Goal of the exercise: Put each line of the listing below into a JSON list of strings, one string per line, skipping blank lines. Leave the pictures out.

Data to process:
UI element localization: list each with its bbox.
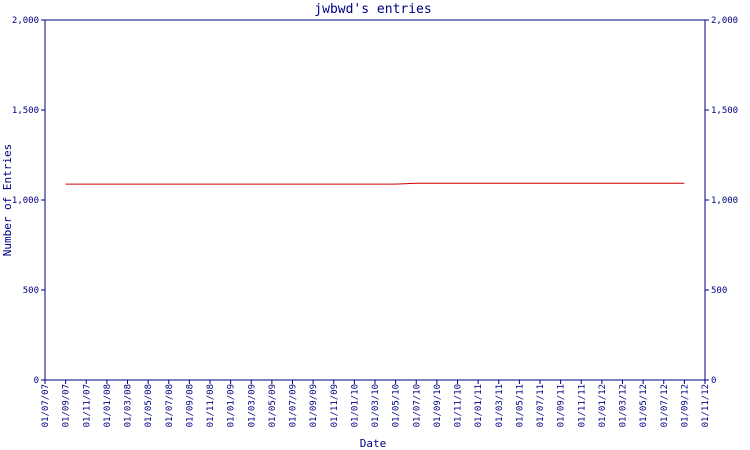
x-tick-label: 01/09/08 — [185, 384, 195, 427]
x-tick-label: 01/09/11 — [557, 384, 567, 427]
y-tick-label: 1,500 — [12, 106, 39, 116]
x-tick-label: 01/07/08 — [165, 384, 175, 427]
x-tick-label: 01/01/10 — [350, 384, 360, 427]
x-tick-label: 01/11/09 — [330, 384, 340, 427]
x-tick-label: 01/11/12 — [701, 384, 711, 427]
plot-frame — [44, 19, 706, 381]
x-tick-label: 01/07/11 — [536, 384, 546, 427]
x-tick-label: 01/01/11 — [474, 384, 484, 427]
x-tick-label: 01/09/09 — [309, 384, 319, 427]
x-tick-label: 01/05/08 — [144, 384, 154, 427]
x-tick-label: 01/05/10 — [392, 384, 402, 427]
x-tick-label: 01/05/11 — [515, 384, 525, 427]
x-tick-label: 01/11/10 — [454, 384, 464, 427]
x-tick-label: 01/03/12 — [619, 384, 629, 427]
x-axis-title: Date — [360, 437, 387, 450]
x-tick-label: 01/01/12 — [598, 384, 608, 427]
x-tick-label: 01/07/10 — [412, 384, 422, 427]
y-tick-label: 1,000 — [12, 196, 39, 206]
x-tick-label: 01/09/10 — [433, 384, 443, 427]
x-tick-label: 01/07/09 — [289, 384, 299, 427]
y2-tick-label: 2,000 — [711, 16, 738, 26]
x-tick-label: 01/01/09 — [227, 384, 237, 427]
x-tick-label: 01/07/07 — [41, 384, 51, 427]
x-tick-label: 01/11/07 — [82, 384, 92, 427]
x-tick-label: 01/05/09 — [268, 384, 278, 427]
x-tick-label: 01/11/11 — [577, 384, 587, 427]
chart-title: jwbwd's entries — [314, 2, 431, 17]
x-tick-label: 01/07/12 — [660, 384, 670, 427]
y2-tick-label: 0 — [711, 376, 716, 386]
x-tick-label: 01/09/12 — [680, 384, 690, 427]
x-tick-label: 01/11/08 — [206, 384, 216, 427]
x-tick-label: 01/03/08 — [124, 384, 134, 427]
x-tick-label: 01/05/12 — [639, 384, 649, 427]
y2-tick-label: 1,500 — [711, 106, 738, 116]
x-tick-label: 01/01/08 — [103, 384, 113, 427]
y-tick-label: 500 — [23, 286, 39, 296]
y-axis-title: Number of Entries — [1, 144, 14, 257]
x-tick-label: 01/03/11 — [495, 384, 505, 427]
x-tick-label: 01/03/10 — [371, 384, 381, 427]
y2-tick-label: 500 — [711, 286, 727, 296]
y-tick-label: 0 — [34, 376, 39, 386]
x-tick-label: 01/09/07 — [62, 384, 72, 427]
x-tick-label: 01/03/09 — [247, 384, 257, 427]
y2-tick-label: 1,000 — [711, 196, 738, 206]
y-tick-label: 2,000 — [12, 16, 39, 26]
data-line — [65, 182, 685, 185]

Response to the exercise:
[
  "UI element localization: list each with its bbox.",
  "x-tick-label: 01/09/08 — [185, 384, 195, 427]",
  "x-tick-label: 01/09/11 — [557, 384, 567, 427]",
  "y-tick-label: 1,500 — [12, 106, 39, 116]",
  "x-tick-label: 01/07/08 — [165, 384, 175, 427]",
  "x-tick-label: 01/01/10 — [350, 384, 360, 427]",
  "x-tick-label: 01/11/09 — [330, 384, 340, 427]",
  "x-tick-label: 01/11/12 — [701, 384, 711, 427]",
  "plot-frame — [44, 19, 706, 381]",
  "x-tick-label: 01/07/11 — [536, 384, 546, 427]",
  "x-tick-label: 01/01/11 — [474, 384, 484, 427]",
  "x-tick-label: 01/09/09 — [309, 384, 319, 427]",
  "x-tick-label: 01/05/08 — [144, 384, 154, 427]",
  "x-tick-label: 01/05/10 — [392, 384, 402, 427]",
  "x-tick-label: 01/05/11 — [515, 384, 525, 427]",
  "x-tick-label: 01/11/10 — [454, 384, 464, 427]",
  "x-tick-label: 01/03/12 — [619, 384, 629, 427]",
  "x-axis-title: Date — [360, 437, 387, 450]",
  "x-tick-label: 01/01/12 — [598, 384, 608, 427]",
  "x-tick-label: 01/07/10 — [412, 384, 422, 427]",
  "y-tick-label: 1,000 — [12, 196, 39, 206]",
  "x-tick-label: 01/09/10 — [433, 384, 443, 427]",
  "x-tick-label: 01/07/09 — [289, 384, 299, 427]",
  "y2-tick-label: 2,000 — [711, 16, 738, 26]",
  "x-tick-label: 01/01/09 — [227, 384, 237, 427]",
  "x-tick-label: 01/07/07 — [41, 384, 51, 427]",
  "x-tick-label: 01/11/07 — [82, 384, 92, 427]",
  "x-tick-label: 01/05/09 — [268, 384, 278, 427]",
  "x-tick-label: 01/11/11 — [577, 384, 587, 427]",
  "chart-title: jwbwd's entries — [314, 2, 431, 17]",
  "x-tick-label: 01/07/12 — [660, 384, 670, 427]",
  "y2-tick-label: 0 — [711, 376, 716, 386]",
  "x-tick-label: 01/09/12 — [680, 384, 690, 427]",
  "x-tick-label: 01/11/08 — [206, 384, 216, 427]",
  "x-tick-label: 01/03/08 — [124, 384, 134, 427]",
  "x-tick-label: 01/05/12 — [639, 384, 649, 427]",
  "y2-tick-label: 1,500 — [711, 106, 738, 116]",
  "x-tick-label: 01/01/08 — [103, 384, 113, 427]",
  "y-tick-label: 500 — [23, 286, 39, 296]",
  "y-axis-title: Number of Entries — [1, 144, 14, 257]",
  "x-tick-label: 01/03/11 — [495, 384, 505, 427]",
  "x-tick-label: 01/03/10 — [371, 384, 381, 427]",
  "y2-tick-label: 500 — [711, 286, 727, 296]",
  "y-tick-label: 0 — [34, 376, 39, 386]",
  "x-tick-label: 01/09/07 — [62, 384, 72, 427]",
  "x-tick-label: 01/03/09 — [247, 384, 257, 427]",
  "y2-tick-label: 1,000 — [711, 196, 738, 206]",
  "y-tick-label: 2,000 — [12, 16, 39, 26]",
  "data-line — [65, 182, 685, 185]"
]